-- Written exercise --
Find every line below that contains the word "ylabel" and copy it out.

-- Items --
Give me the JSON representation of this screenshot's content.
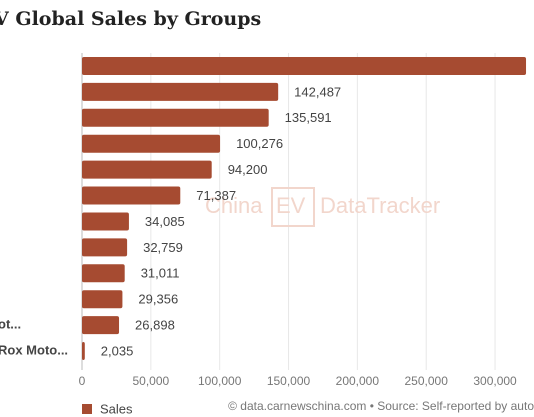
{
  "chart_data": {
    "type": "bar",
    "orientation": "horizontal",
    "title": "V Global Sales by Groups",
    "categories": [
      null,
      null,
      null,
      null,
      null,
      null,
      null,
      null,
      null,
      null,
      "ot...",
      "Rox Moto..."
    ],
    "series": [
      {
        "name": "Sales",
        "color": "#a64b31",
        "values": [
          322500,
          142487,
          135591,
          100276,
          94200,
          71387,
          34085,
          32759,
          31011,
          29356,
          26898,
          2035
        ],
        "value_labels": [
          null,
          "142,487",
          "135,591",
          "100,276",
          "94,200",
          "71,387",
          "34,085",
          "32,759",
          "31,011",
          "29,356",
          "26,898",
          "2,035"
        ]
      }
    ],
    "xlim": [
      0,
      328000
    ],
    "xticks": [
      0,
      {
        "value": 50000,
        "label": "50,000"
      },
      {
        "value": 100000,
        "label": "100,000"
      },
      {
        "value": 150000,
        "label": "150,000"
      },
      {
        "value": 200000,
        "label": "200,000"
      },
      {
        "value": 250000,
        "label": "250,000"
      },
      {
        "value": 300000,
        "label": "300,000"
      }
    ],
    "grid": true,
    "legend": "bottom-left",
    "watermark": {
      "left": "China",
      "badge": "EV",
      "right": "DataTracker"
    },
    "source": "© data.carnewschina.com • Source: Self-reported by auto"
  }
}
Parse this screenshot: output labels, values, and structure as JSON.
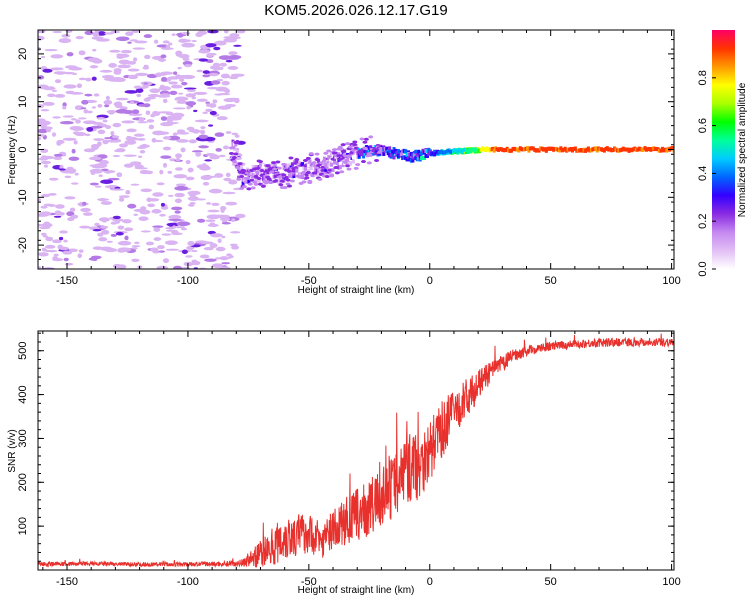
{
  "chart_data": [
    {
      "type": "heatmap",
      "title": "KOM5.2026.026.12.17.G19",
      "xlabel": "Height of straight line (km)",
      "ylabel": "Frequency (Hz)",
      "xlim": [
        -162,
        101
      ],
      "ylim": [
        -25,
        25
      ],
      "xticks": [
        -150,
        -100,
        -50,
        0,
        50,
        100
      ],
      "yticks": [
        -20,
        -10,
        0,
        10,
        20
      ],
      "colorbar": {
        "label": "Normalized spectral amplitude",
        "range": [
          0,
          1
        ],
        "ticks": [
          "0.0",
          "0.2",
          "0.4",
          "0.6",
          "0.8"
        ],
        "colors": [
          "#ffffff",
          "#e2bff5",
          "#c488f0",
          "#8a2be2",
          "#3300ff",
          "#0066ff",
          "#00ccff",
          "#00ff99",
          "#00ff00",
          "#aaff00",
          "#ffff00",
          "#ff9900",
          "#ff3300",
          "#ff0066"
        ]
      },
      "ridge": [
        {
          "h": -80,
          "f": -5.5
        },
        {
          "h": -70,
          "f": -5
        },
        {
          "h": -60,
          "f": -5
        },
        {
          "h": -50,
          "f": -4
        },
        {
          "h": -40,
          "f": -2.5
        },
        {
          "h": -30,
          "f": -1
        },
        {
          "h": -25,
          "f": 0
        },
        {
          "h": -15,
          "f": -0.8
        },
        {
          "h": -8,
          "f": -1.5
        },
        {
          "h": 0,
          "f": -0.8
        },
        {
          "h": 10,
          "f": -0.4
        },
        {
          "h": 22,
          "f": 0
        },
        {
          "h": 101,
          "f": 0
        }
      ],
      "noise_region": {
        "h_min": -162,
        "h_max": -78,
        "f_min": -25,
        "f_max": 25
      }
    },
    {
      "type": "line",
      "xlabel": "Height of straight line (km)",
      "ylabel": "SNR (v/v)",
      "xlim": [
        -162,
        101
      ],
      "ylim": [
        0,
        545
      ],
      "xticks": [
        -150,
        -100,
        -50,
        0,
        50,
        100
      ],
      "yticks": [
        100,
        200,
        300,
        400,
        500
      ],
      "color": "#e8302c",
      "series": [
        {
          "name": "SNR",
          "x": [
            -162,
            -140,
            -120,
            -100,
            -85,
            -78,
            -72,
            -65,
            -60,
            -55,
            -50,
            -45,
            -40,
            -35,
            -30,
            -25,
            -20,
            -15,
            -10,
            -5,
            0,
            5,
            10,
            15,
            20,
            25,
            30,
            35,
            40,
            50,
            60,
            70,
            80,
            90,
            101
          ],
          "y_mean": [
            14,
            14,
            13,
            13,
            14,
            16,
            30,
            55,
            75,
            80,
            85,
            65,
            90,
            110,
            125,
            140,
            165,
            190,
            230,
            240,
            270,
            320,
            360,
            390,
            420,
            450,
            470,
            490,
            500,
            510,
            515,
            518,
            520,
            520,
            520
          ],
          "y_spread": [
            5,
            5,
            5,
            5,
            6,
            8,
            25,
            45,
            55,
            50,
            45,
            40,
            45,
            55,
            60,
            65,
            70,
            75,
            80,
            85,
            70,
            65,
            55,
            45,
            35,
            25,
            20,
            15,
            12,
            10,
            10,
            10,
            10,
            10,
            10
          ]
        }
      ]
    }
  ]
}
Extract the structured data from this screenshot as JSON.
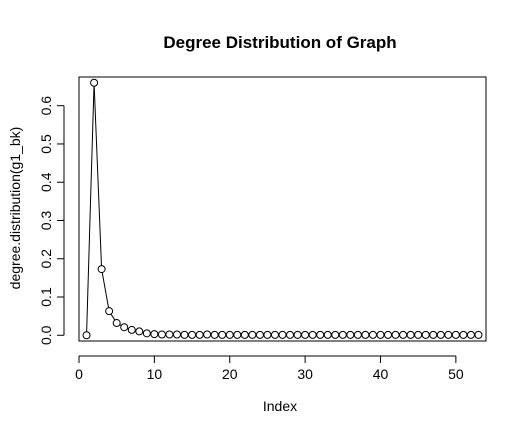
{
  "chart_data": {
    "type": "line",
    "title": "Degree Distribution of Graph",
    "xlabel": "Index",
    "ylabel": "degree.distribution(g1_bk)",
    "xlim": [
      0,
      54
    ],
    "ylim": [
      -0.015,
      0.675
    ],
    "x_ticks": [
      0,
      10,
      20,
      30,
      40,
      50
    ],
    "y_ticks": [
      0.0,
      0.1,
      0.2,
      0.3,
      0.4,
      0.5,
      0.6
    ],
    "x_tick_labels": [
      "0",
      "10",
      "20",
      "30",
      "40",
      "50"
    ],
    "y_tick_labels": [
      "0.0",
      "0.1",
      "0.2",
      "0.3",
      "0.4",
      "0.5",
      "0.6"
    ],
    "grid": false,
    "marker": "open-circle",
    "line_color": "#000000",
    "series": [
      {
        "x": [
          1,
          2,
          3,
          4,
          5,
          6,
          7,
          8,
          9,
          10,
          11,
          12,
          13,
          14,
          15,
          16,
          17,
          18,
          19,
          20,
          21,
          22,
          23,
          24,
          25,
          26,
          27,
          28,
          29,
          30,
          31,
          32,
          33,
          34,
          35,
          36,
          37,
          38,
          39,
          40,
          41,
          42,
          43,
          44,
          45,
          46,
          47,
          48,
          49,
          50,
          51,
          52,
          53
        ],
        "values": [
          0.0,
          0.66,
          0.173,
          0.063,
          0.032,
          0.021,
          0.014,
          0.01,
          0.005,
          0.003,
          0.002,
          0.002,
          0.002,
          0.001,
          0.001,
          0.001,
          0.002,
          0.001,
          0.001,
          0.001,
          0.001,
          0.001,
          0.001,
          0.001,
          0.001,
          0.001,
          0.001,
          0.001,
          0.001,
          0.001,
          0.001,
          0.001,
          0.001,
          0.001,
          0.001,
          0.001,
          0.001,
          0.001,
          0.001,
          0.001,
          0.001,
          0.001,
          0.001,
          0.001,
          0.001,
          0.001,
          0.001,
          0.001,
          0.001,
          0.001,
          0.001,
          0.001,
          0.001
        ]
      }
    ]
  }
}
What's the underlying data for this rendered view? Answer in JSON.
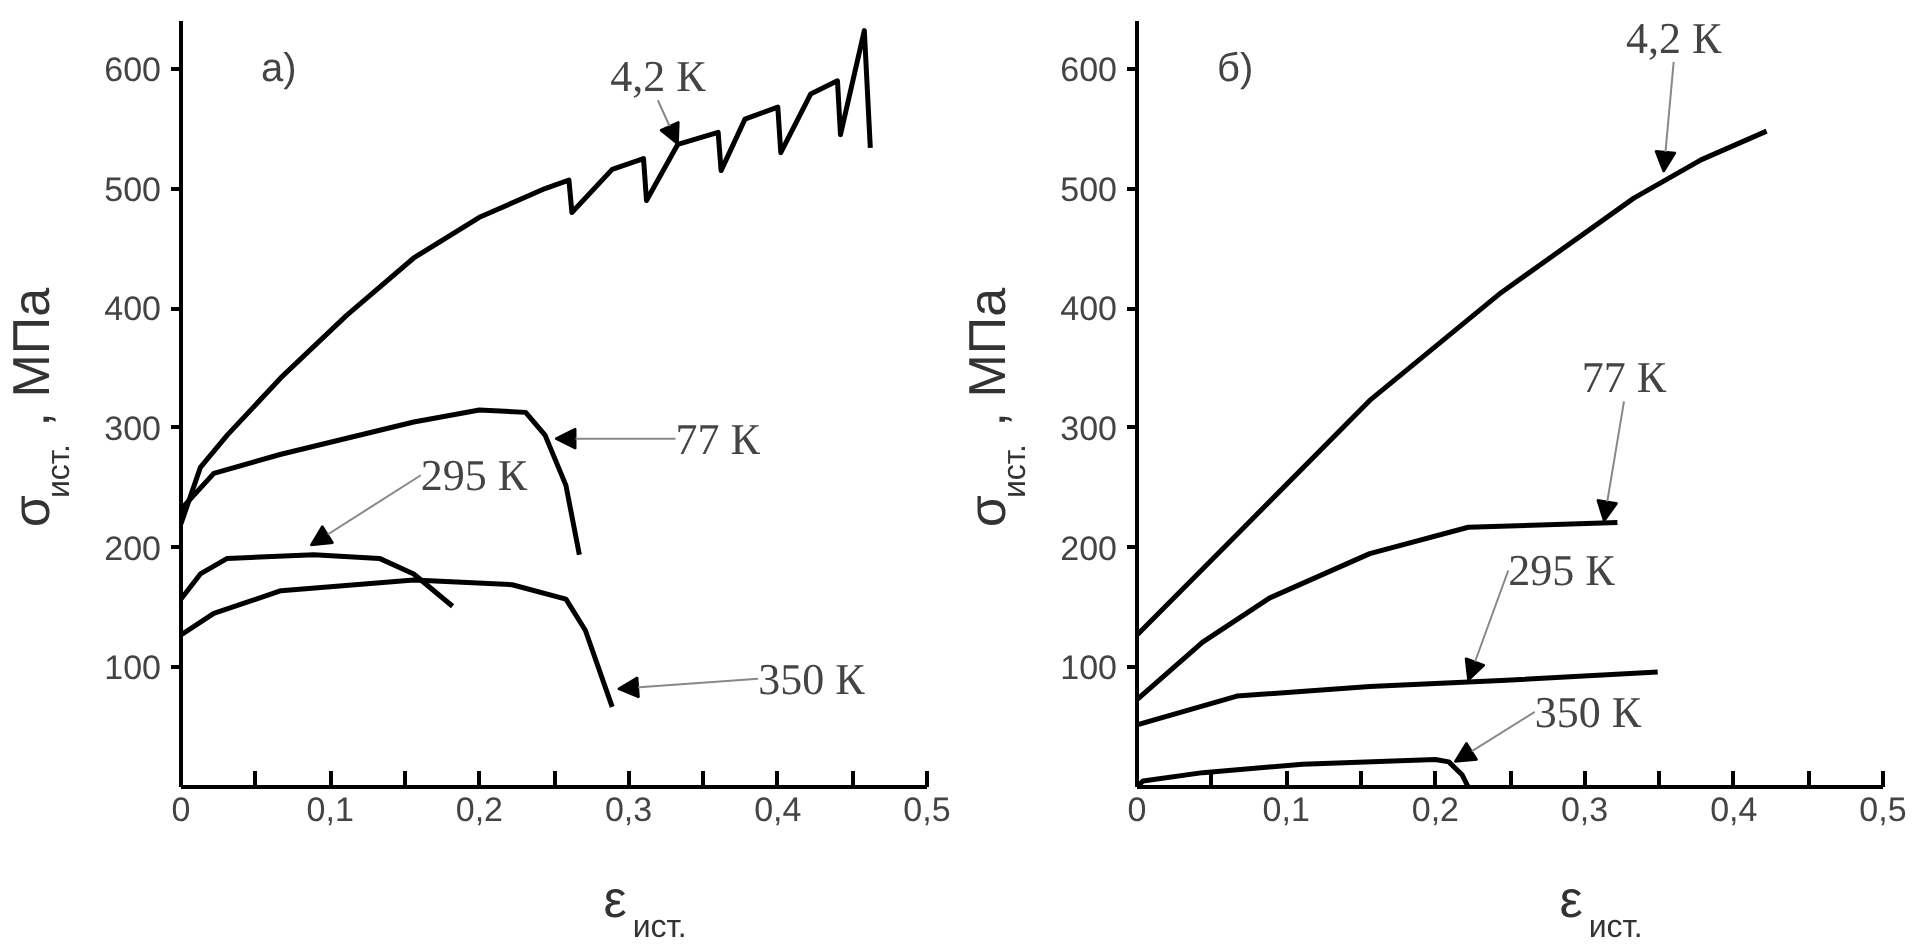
{
  "chart_data": [
    {
      "type": "line",
      "title": "а)",
      "xlabel": "ε$_{ист.}$",
      "ylabel": "σ$_{ист.}$, МПа",
      "xlim": [
        0,
        0.5
      ],
      "ylim": [
        0,
        640
      ],
      "xticks": [
        0,
        {
          "value": 0.05,
          "label": null
        },
        {
          "value": 0.1,
          "label": "0,1"
        },
        {
          "value": 0.15,
          "label": null
        },
        {
          "value": 0.2,
          "label": "0,2"
        },
        {
          "value": 0.25,
          "label": null
        },
        {
          "value": 0.3,
          "label": "0,3"
        },
        {
          "value": 0.35,
          "label": null
        },
        {
          "value": 0.4,
          "label": "0,4"
        },
        {
          "value": 0.45,
          "label": null
        },
        {
          "value": 0.5,
          "label": "0,5"
        }
      ],
      "yticks": [
        100,
        200,
        300,
        400,
        500,
        600
      ],
      "series": [
        {
          "color": "#000000",
          "x": [
            0,
            0.013,
            0.031,
            0.067,
            0.111,
            0.156,
            0.2,
            0.244,
            0.26,
            0.262,
            0.289,
            0.31,
            0.312,
            0.333,
            0.36,
            0.362,
            0.378,
            0.4,
            0.402,
            0.422,
            0.44,
            0.442,
            0.458,
            0.462
          ],
          "values": [
            220,
            267,
            294,
            342,
            394,
            442,
            476,
            500,
            507,
            480,
            516,
            525,
            490,
            537,
            547,
            515,
            558,
            568,
            530,
            579,
            590,
            545,
            632,
            534
          ]
        },
        {
          "color": "#000000",
          "x": [
            0,
            0.022,
            0.067,
            0.156,
            0.2,
            0.231,
            0.244,
            0.258,
            0.267
          ],
          "values": [
            232,
            262,
            278,
            305,
            315,
            313,
            294,
            252,
            194
          ]
        },
        {
          "color": "#000000",
          "x": [
            0,
            0.013,
            0.031,
            0.089,
            0.133,
            0.156,
            0.182
          ],
          "values": [
            157,
            178,
            191,
            194,
            191,
            178,
            151
          ]
        },
        {
          "color": "#000000",
          "x": [
            0,
            0.022,
            0.067,
            0.156,
            0.222,
            0.258,
            0.271,
            0.289
          ],
          "values": [
            127,
            145,
            164,
            173,
            169,
            157,
            131,
            67
          ]
        }
      ],
      "annotations": [
        {
          "text": "4,2 К",
          "x": 0.333,
          "y": 537
        },
        {
          "text": "77 К",
          "x": 0.251,
          "y": 291
        },
        {
          "text": "295 К",
          "x": 0.087,
          "y": 202
        },
        {
          "text": "350 К",
          "x": 0.293,
          "y": 82
        }
      ]
    },
    {
      "type": "line",
      "title": "б)",
      "xlabel": "ε$_{ист.}$",
      "ylabel": "σ$_{ист.}$, МПа",
      "xlim": [
        0,
        0.5
      ],
      "ylim": [
        0,
        640
      ],
      "xticks": [
        0,
        {
          "value": 0.05,
          "label": null
        },
        {
          "value": 0.1,
          "label": "0,1"
        },
        {
          "value": 0.15,
          "label": null
        },
        {
          "value": 0.2,
          "label": "0,2"
        },
        {
          "value": 0.25,
          "label": null
        },
        {
          "value": 0.3,
          "label": "0,3"
        },
        {
          "value": 0.35,
          "label": null
        },
        {
          "value": 0.4,
          "label": "0,4"
        },
        {
          "value": 0.45,
          "label": null
        },
        {
          "value": 0.5,
          "label": "0,5"
        }
      ],
      "yticks": [
        100,
        200,
        300,
        400,
        500,
        600
      ],
      "series": [
        {
          "color": "#000000",
          "x": [
            0,
            0.067,
            0.156,
            0.244,
            0.333,
            0.378,
            0.422
          ],
          "values": [
            127,
            211,
            323,
            413,
            492,
            524,
            548
          ]
        },
        {
          "color": "#000000",
          "x": [
            0,
            0.044,
            0.089,
            0.156,
            0.222,
            0.322
          ],
          "values": [
            73,
            121,
            158,
            195,
            217,
            221
          ]
        },
        {
          "color": "#000000",
          "x": [
            0,
            0.067,
            0.156,
            0.244,
            0.349
          ],
          "values": [
            52,
            76,
            84,
            89,
            96
          ]
        },
        {
          "color": "#000000",
          "x": [
            0,
            0.004,
            0.044,
            0.111,
            0.2,
            0.209,
            0.218,
            0.222
          ],
          "values": [
            0,
            5,
            12,
            19,
            23,
            21,
            10,
            0
          ]
        }
      ],
      "annotations": [
        {
          "text": "4,2 К",
          "x": 0.353,
          "y": 514
        },
        {
          "text": "77 К",
          "x": 0.313,
          "y": 222
        },
        {
          "text": "295 К",
          "x": 0.222,
          "y": 89
        },
        {
          "text": "350 К",
          "x": 0.213,
          "y": 21
        }
      ]
    }
  ]
}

-- Completed task --
      "ylabel": "Frequency (Hz)",
      "ylabel": "SNR (v/v)",
    "ylabel": "degree.distribution(g1_bk)",
      "ylabel": "σ$_{ист.}$, МПа",
      "ylabel": "σ$_{ист.}$, МПа",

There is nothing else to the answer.